(Task to complete)
Below are some entries. Copy each line that holds the string "months".

(Data rows)
--- Start ---

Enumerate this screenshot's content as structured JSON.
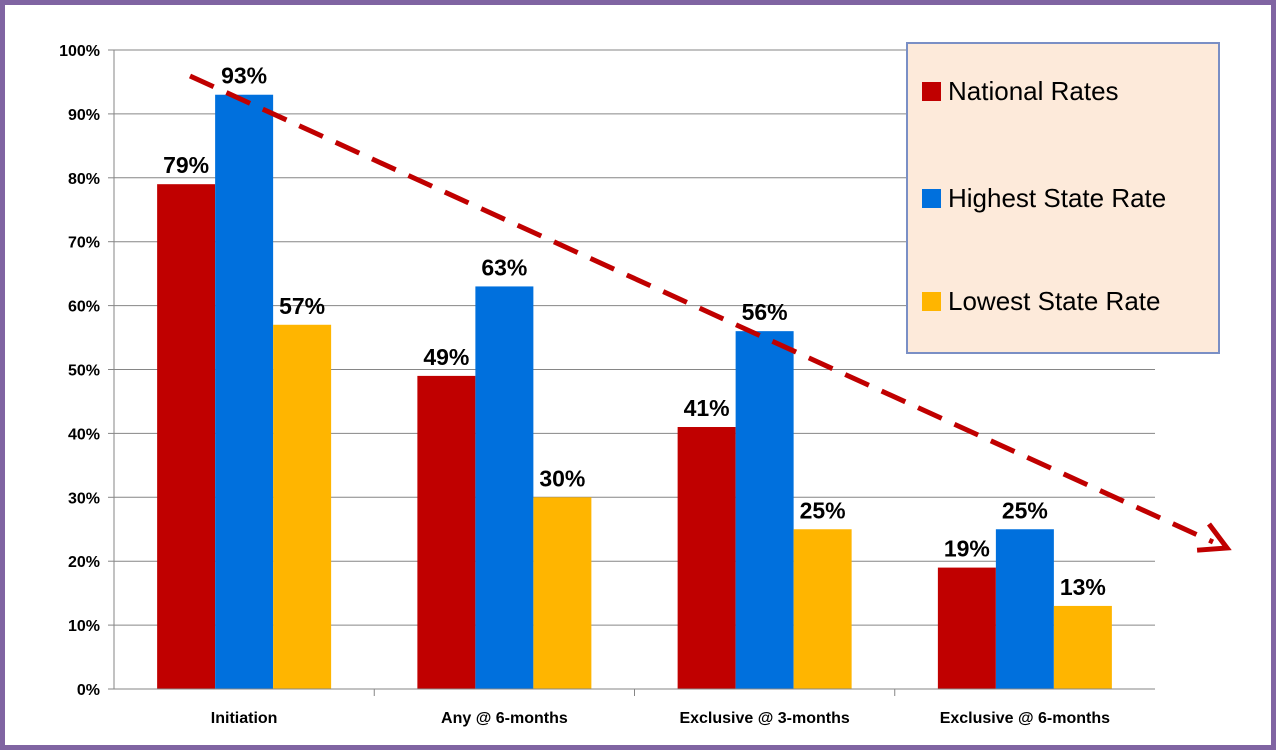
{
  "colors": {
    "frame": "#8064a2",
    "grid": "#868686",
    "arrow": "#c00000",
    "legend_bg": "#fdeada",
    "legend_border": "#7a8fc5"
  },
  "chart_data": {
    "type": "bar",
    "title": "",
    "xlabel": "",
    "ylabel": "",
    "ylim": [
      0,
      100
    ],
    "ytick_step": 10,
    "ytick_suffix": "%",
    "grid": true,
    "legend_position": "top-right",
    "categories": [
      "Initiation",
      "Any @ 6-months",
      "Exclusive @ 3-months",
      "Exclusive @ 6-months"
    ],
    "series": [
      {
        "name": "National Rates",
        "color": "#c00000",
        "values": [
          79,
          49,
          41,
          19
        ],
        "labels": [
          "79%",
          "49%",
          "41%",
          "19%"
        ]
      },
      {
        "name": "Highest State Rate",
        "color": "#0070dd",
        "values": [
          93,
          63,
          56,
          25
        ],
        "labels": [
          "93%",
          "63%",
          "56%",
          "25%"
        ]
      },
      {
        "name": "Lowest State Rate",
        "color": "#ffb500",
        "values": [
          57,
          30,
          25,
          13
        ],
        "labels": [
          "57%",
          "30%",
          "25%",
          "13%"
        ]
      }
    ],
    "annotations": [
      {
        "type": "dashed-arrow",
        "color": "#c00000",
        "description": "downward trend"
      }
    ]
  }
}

--- End ---
--- Start ---

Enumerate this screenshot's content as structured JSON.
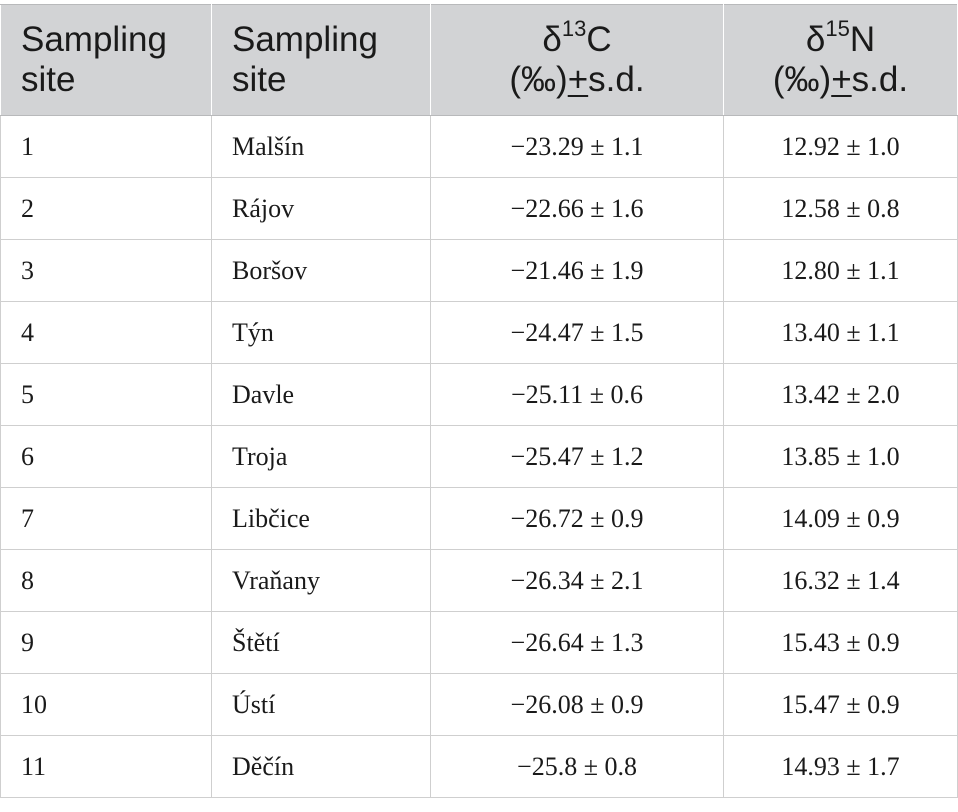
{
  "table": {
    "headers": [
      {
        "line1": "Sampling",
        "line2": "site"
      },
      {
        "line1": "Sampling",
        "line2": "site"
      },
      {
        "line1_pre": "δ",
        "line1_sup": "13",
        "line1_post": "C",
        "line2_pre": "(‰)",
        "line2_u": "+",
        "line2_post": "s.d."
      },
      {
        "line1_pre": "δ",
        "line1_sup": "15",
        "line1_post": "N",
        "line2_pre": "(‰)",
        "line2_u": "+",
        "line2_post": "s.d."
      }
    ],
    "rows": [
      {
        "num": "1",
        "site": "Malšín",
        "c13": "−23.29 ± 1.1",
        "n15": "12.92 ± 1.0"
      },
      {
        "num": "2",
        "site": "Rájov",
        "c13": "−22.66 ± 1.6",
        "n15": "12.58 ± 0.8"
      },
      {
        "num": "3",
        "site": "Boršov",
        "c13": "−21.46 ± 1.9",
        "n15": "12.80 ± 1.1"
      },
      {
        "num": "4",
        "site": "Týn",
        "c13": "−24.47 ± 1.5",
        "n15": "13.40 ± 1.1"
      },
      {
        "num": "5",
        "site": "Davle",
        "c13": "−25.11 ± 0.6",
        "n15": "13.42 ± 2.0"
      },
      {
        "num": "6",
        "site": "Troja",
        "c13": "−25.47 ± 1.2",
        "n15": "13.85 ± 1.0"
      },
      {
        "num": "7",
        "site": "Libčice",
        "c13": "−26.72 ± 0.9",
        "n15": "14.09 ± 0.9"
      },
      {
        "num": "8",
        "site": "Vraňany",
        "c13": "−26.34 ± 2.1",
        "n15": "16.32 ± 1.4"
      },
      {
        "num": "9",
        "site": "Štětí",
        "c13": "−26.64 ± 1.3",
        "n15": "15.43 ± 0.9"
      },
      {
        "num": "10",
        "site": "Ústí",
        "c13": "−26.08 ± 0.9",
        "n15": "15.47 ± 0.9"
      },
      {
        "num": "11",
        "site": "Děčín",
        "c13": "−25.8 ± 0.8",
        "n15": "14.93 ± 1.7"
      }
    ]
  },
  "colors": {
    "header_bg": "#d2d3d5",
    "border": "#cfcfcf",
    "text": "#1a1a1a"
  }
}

--- End ---

(Task solution)
      "Any @ 6-months",
      "Exclusive @ 3-months",
      "Exclusive @ 6-months"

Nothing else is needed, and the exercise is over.